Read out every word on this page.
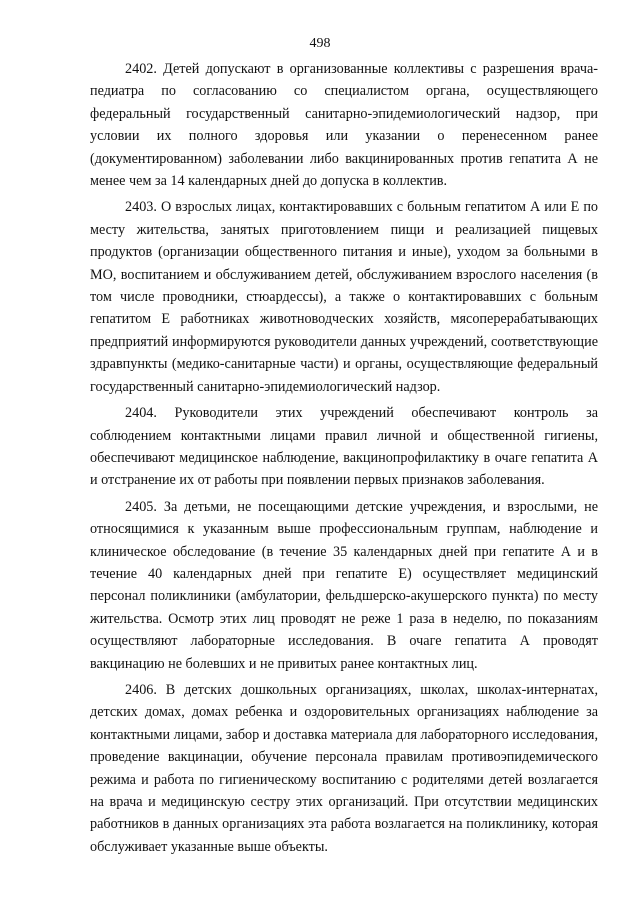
498

2402. Детей допускают в организованные коллективы с разрешения врача-педиатра по согласованию со специалистом органа, осуществляющего федеральный государственный санитарно-эпидемиологический надзор, при условии их полного здоровья или указании о перенесенном ранее (документированном) заболевании либо вакцинированных против гепатита А не менее чем за 14 календарных дней до допуска в коллектив.

2403. О взрослых лицах, контактировавших с больным гепатитом А или Е по месту жительства, занятых приготовлением пищи и реализацией пищевых продуктов (организации общественного питания и иные), уходом за больными в МО, воспитанием и обслуживанием детей, обслуживанием взрослого населения (в том числе проводники, стюардессы), а также о контактировавших с больным гепатитом Е работниках животноводческих хозяйств, мясоперерабатывающих предприятий информируются руководители данных учреждений, соответствующие здравпункты (медико-санитарные части) и органы, осуществляющие федеральный государственный санитарно-эпидемиологический надзор.

2404. Руководители этих учреждений обеспечивают контроль за соблюдением контактными лицами правил личной и общественной гигиены, обеспечивают медицинское наблюдение, вакцинопрофилактику в очаге гепатита А и отстранение их от работы при появлении первых признаков заболевания.

2405. За детьми, не посещающими детские учреждения, и взрослыми, не относящимися к указанным выше профессиональным группам, наблюдение и клиническое обследование (в течение 35 календарных дней при гепатите А и в течение 40 календарных дней при гепатите Е) осуществляет медицинский персонал поликлиники (амбулатории, фельдшерско-акушерского пункта) по месту жительства. Осмотр этих лиц проводят не реже 1 раза в неделю, по показаниям осуществляют лабораторные исследования. В очаге гепатита А проводят вакцинацию не болевших и не привитых ранее контактных лиц.

2406. В детских дошкольных организациях, школах, школах-интернатах, детских домах, домах ребенка и оздоровительных организациях наблюдение за контактными лицами, забор и доставка материала для лабораторного исследования, проведение вакцинации, обучение персонала правилам противоэпидемического режима и работа по гигиеническому воспитанию с родителями детей возлагается на врача и медицинскую сестру этих организаций. При отсутствии медицинских работников в данных организациях эта работа возлагается на поликлинику, которая обслуживает указанные выше объекты.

****************************************

Copy out every line of the data that includes the word "выше".

2405. За детьми, не посещающими детские учреждения, и взрослыми, не относящимися к указанным выше профессиональным группам, наблюдение и клиническое обследование (в течение 35 календарных дней при гепатите А и в течение 40 календарных дней при гепатите Е) осуществляет медицинский персонал поликлиники (амбулатории, фельдшерско-акушерского пункта) по месту жительства. Осмотр этих лиц проводят не реже 1 раза в неделю, по показаниям осуществляют лабораторные исследования. В очаге гепатита А проводят вакцинацию не болевших и не привитых ранее контактных лиц.
2406. В детских дошкольных организациях, школах, школах-интернатах, детских домах, домах ребенка и оздоровительных организациях наблюдение за контактными лицами, забор и доставка материала для лабораторного исследования, проведение вакцинации, обучение персонала правилам противоэпидемического режима и работа по гигиеническому воспитанию с родителями детей возлагается на врача и медицинскую сестру этих организаций. При отсутствии медицинских работников в данных организациях эта работа возлагается на поликлинику, которая обслуживает указанные выше объекты.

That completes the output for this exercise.